Look through the lines below and extract each one that contains "activities".

____ Data

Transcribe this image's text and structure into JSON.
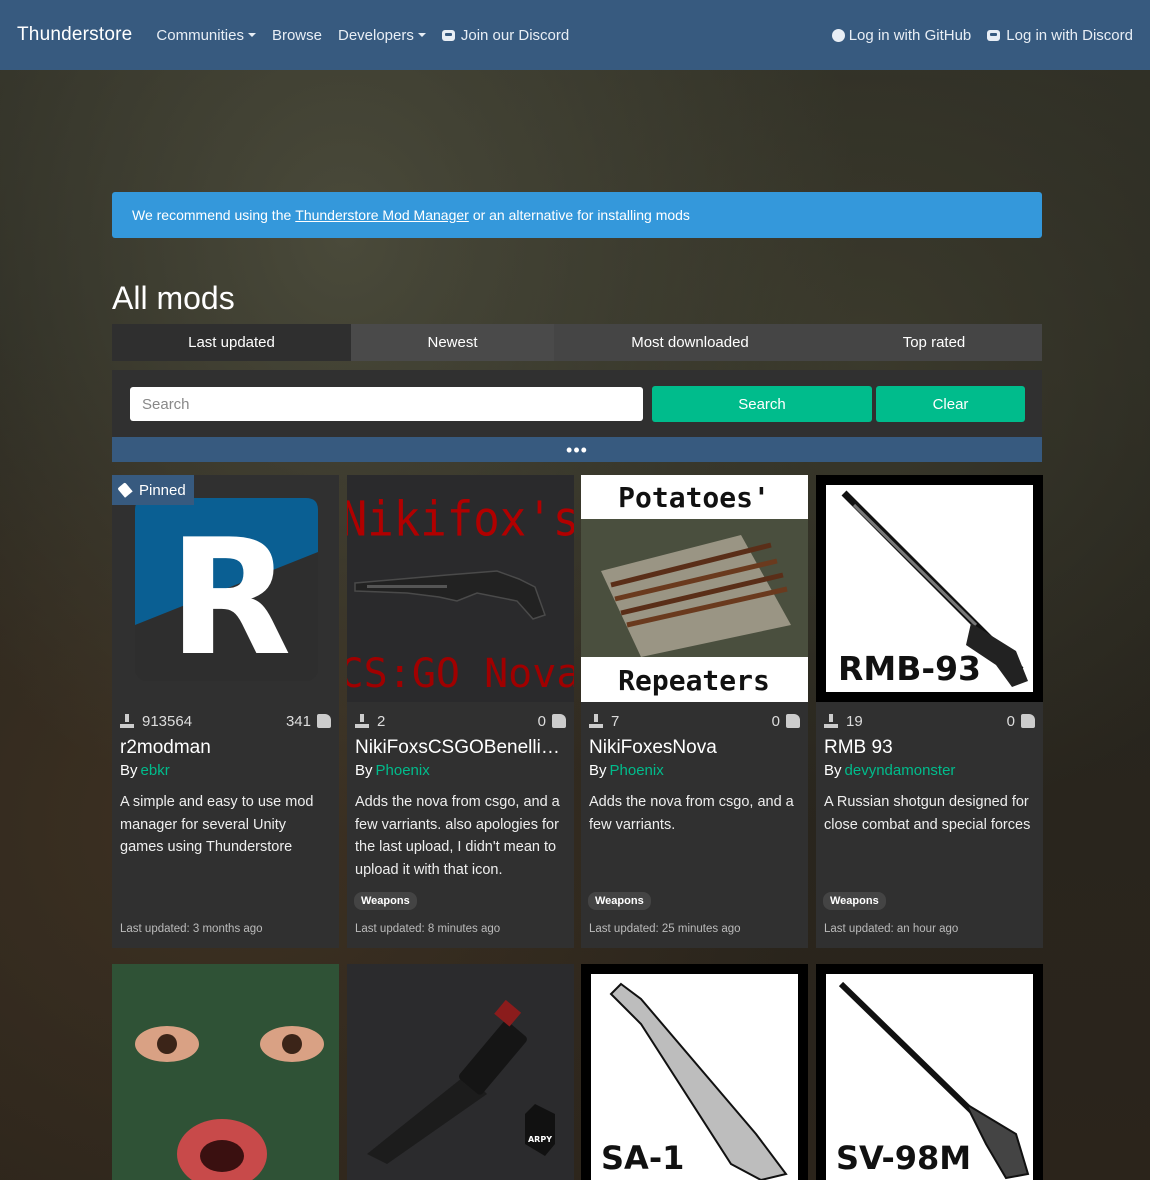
{
  "navbar": {
    "brand": "Thunderstore",
    "items": [
      {
        "label": "Communities",
        "dropdown": true
      },
      {
        "label": "Browse",
        "dropdown": false
      },
      {
        "label": "Developers",
        "dropdown": true
      },
      {
        "label": "Join our Discord",
        "icon": "discord-icon"
      }
    ],
    "login_github": "Log in with GitHub",
    "login_discord": "Log in with Discord"
  },
  "alert": {
    "prefix": "We recommend using the",
    "link": "Thunderstore Mod Manager",
    "suffix": "or an alternative for installing mods"
  },
  "page_title": "All mods",
  "tabs": [
    "Last updated",
    "Newest",
    "Most downloaded",
    "Top rated"
  ],
  "search": {
    "placeholder": "Search",
    "search_button": "Search",
    "clear_button": "Clear",
    "expand_label": "•••"
  },
  "colors": {
    "navbar": "#375a7f",
    "alert": "#3498db",
    "accent": "#00bc8c",
    "card": "#303030"
  },
  "cards": [
    {
      "pinned_label": "Pinned",
      "image_letter": "R",
      "downloads": "913564",
      "likes": "341",
      "name": "r2modman",
      "by": "By",
      "author": "ebkr",
      "description": "A simple and easy to use mod manager for several Unity games using Thunderstore",
      "tag": "",
      "updated": "Last updated: 3 months ago"
    },
    {
      "image_top": "Nikifox's",
      "image_bottom": "CS:GO Nova",
      "downloads": "2",
      "likes": "0",
      "name": "NikiFoxsCSGOBenelliN...",
      "by": "By",
      "author": "Phoenix",
      "description": "Adds the nova from csgo, and a few varriants. also apologies for the last upload, I didn't mean to upload it with that icon.",
      "tag": "Weapons",
      "updated": "Last updated: 8 minutes ago"
    },
    {
      "image_top": "Potatoes'",
      "image_bottom": "Repeaters",
      "downloads": "7",
      "likes": "0",
      "name": "NikiFoxesNova",
      "by": "By",
      "author": "Phoenix",
      "description": "Adds the nova from csgo, and a few varriants.",
      "tag": "Weapons",
      "updated": "Last updated: 25 minutes ago"
    },
    {
      "image_label": "RMB-93",
      "downloads": "19",
      "likes": "0",
      "name": "RMB 93",
      "by": "By",
      "author": "devyndamonster",
      "description": "A Russian shotgun designed for close combat and special forces",
      "tag": "Weapons",
      "updated": "Last updated: an hour ago"
    }
  ],
  "second_row": [
    {
      "kind": "mask-face"
    },
    {
      "kind": "knife",
      "badge": "ARPY"
    },
    {
      "kind": "rifle",
      "image_label": "SA-1"
    },
    {
      "kind": "rifle",
      "image_label": "SV-98M"
    }
  ]
}
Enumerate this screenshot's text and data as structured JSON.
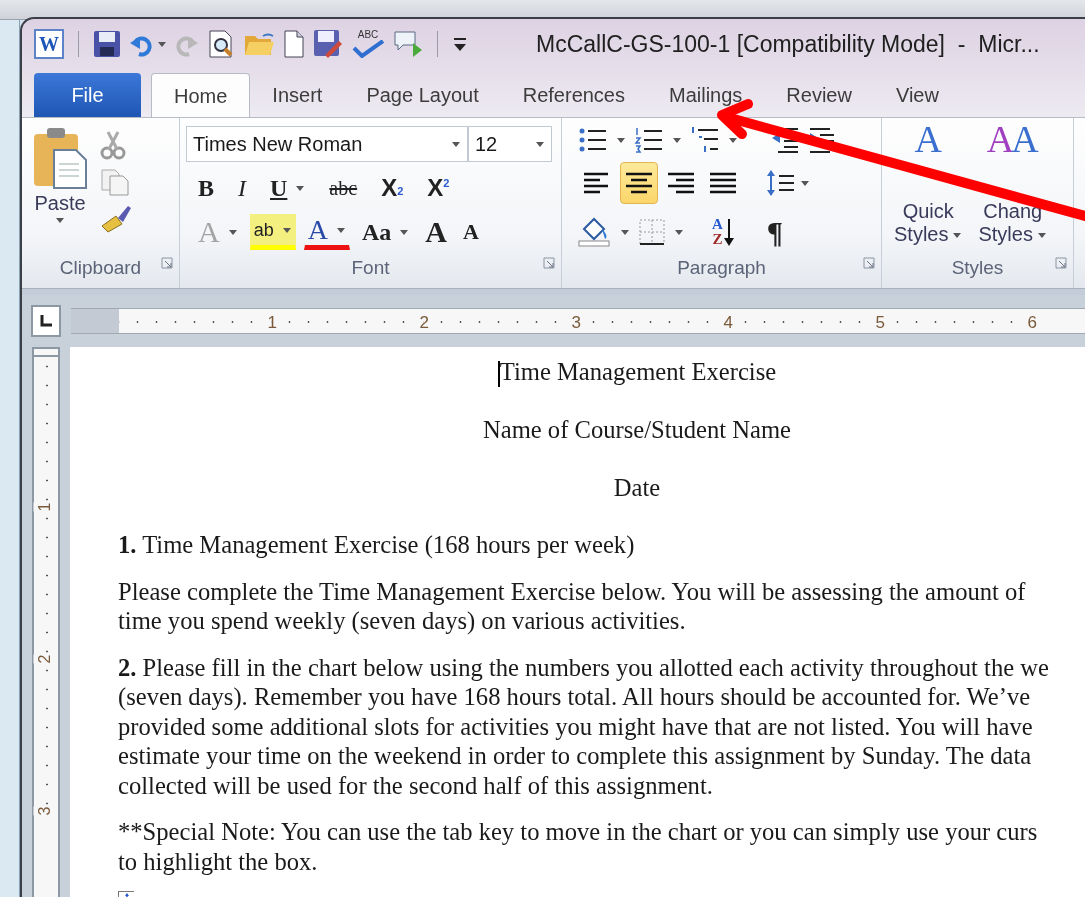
{
  "quick_access": {
    "logo": "W",
    "spelling_label": "ABC"
  },
  "window": {
    "title": "McCallC-GS-100-1 [Compatibility Mode]  -  Micr..."
  },
  "tabs": [
    {
      "label": "File",
      "kind": "file",
      "selected": false
    },
    {
      "label": "Home",
      "kind": "tab",
      "selected": true
    },
    {
      "label": "Insert",
      "kind": "tab",
      "selected": false
    },
    {
      "label": "Page Layout",
      "kind": "tab",
      "selected": false
    },
    {
      "label": "References",
      "kind": "tab",
      "selected": false
    },
    {
      "label": "Mailings",
      "kind": "tab",
      "selected": false
    },
    {
      "label": "Review",
      "kind": "tab",
      "selected": false
    },
    {
      "label": "View",
      "kind": "tab",
      "selected": false
    }
  ],
  "ribbon": {
    "clipboard": {
      "label": "Clipboard",
      "paste": "Paste"
    },
    "font": {
      "label": "Font",
      "font_name": "Times New Roman",
      "font_size": "12",
      "row1": [
        {
          "glyph": "B",
          "kind": "bold",
          "menu": false
        },
        {
          "glyph": "I",
          "kind": "italic",
          "menu": false
        },
        {
          "glyph": "U",
          "kind": "underline",
          "menu": true
        },
        {
          "glyph": "abc",
          "kind": "strike",
          "menu": false
        },
        {
          "glyph": "X",
          "sub": "2",
          "kind": "subscript",
          "menu": false
        },
        {
          "glyph": "X",
          "sup": "2",
          "kind": "superscript",
          "menu": false
        }
      ],
      "row2": [
        {
          "glyph": "A",
          "kind": "effects",
          "menu": true,
          "disabled": true
        },
        {
          "glyph": "ab",
          "kind": "highlight",
          "menu": true,
          "disabled": false
        },
        {
          "glyph": "A",
          "kind": "color",
          "menu": true,
          "disabled": false
        },
        {
          "glyph": "Aa",
          "kind": "case",
          "menu": true,
          "disabled": false
        },
        {
          "glyph": "A",
          "kind": "grow",
          "menu": false,
          "disabled": false
        },
        {
          "glyph": "A",
          "kind": "shrink",
          "menu": false,
          "disabled": false
        }
      ]
    },
    "paragraph": {
      "label": "Paragraph",
      "alignment": [
        {
          "kind": "left",
          "selected": false
        },
        {
          "kind": "center",
          "selected": true
        },
        {
          "kind": "right",
          "selected": false
        },
        {
          "kind": "justify",
          "selected": false
        }
      ],
      "sort": [
        "A",
        "Z"
      ],
      "pilcrow": "¶"
    },
    "styles": {
      "label": "Styles",
      "buttons": [
        {
          "glyphs": [
            "A"
          ],
          "line1": "Quick",
          "line2": "Styles"
        },
        {
          "glyphs": [
            "A",
            "A"
          ],
          "line1": "Chang",
          "line2": "Styles"
        }
      ]
    }
  },
  "ruler": {
    "numbers": [
      "1",
      "2",
      "3",
      "4",
      "5",
      "6"
    ]
  },
  "vertical_ruler": {
    "numbers": [
      "1",
      "2",
      "3"
    ]
  },
  "document": {
    "paragraphs": [
      {
        "kind": "center",
        "cursor": true,
        "lines": [
          "Time Management Exercise"
        ]
      },
      {
        "kind": "center",
        "cursor": false,
        "lines": [
          "Name of Course/Student Name"
        ]
      },
      {
        "kind": "center",
        "cursor": false,
        "lines": [
          "Date"
        ]
      },
      {
        "kind": "body",
        "cursor": false,
        "lines": [
          "**1.** Time Management Exercise (168 hours per week)"
        ]
      },
      {
        "kind": "body",
        "cursor": false,
        "lines": [
          "Please complete the Time Management Exercise below. You will  be assessing the amount of",
          "time you spend weekly (seven days) on various activities."
        ]
      },
      {
        "kind": "body",
        "cursor": false,
        "lines": [
          "**2.** Please fill in the chart below using the numbers you allotted each activity throughout the we",
          "(seven days). Remember you have 168 hours total. All hours should be accounted for. We’ve",
          "provided some additional slots for activities you might have that are not listed. You will  have",
          "estimate your time on the weekend in order to complete this assignment by Sunday. The data",
          "collected will  be used for the second half of this assignment."
        ]
      },
      {
        "kind": "body",
        "cursor": false,
        "lines": [
          "**Special Note: You can use the tab key to move in the chart or you can simply use your curs",
          "to highlight the box."
        ]
      }
    ]
  }
}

________

**Finished exercise**:
          "time you spend weekly (seven days) on various activities."
          "provided some additional slots for activities you might have that are not listed. You will  have",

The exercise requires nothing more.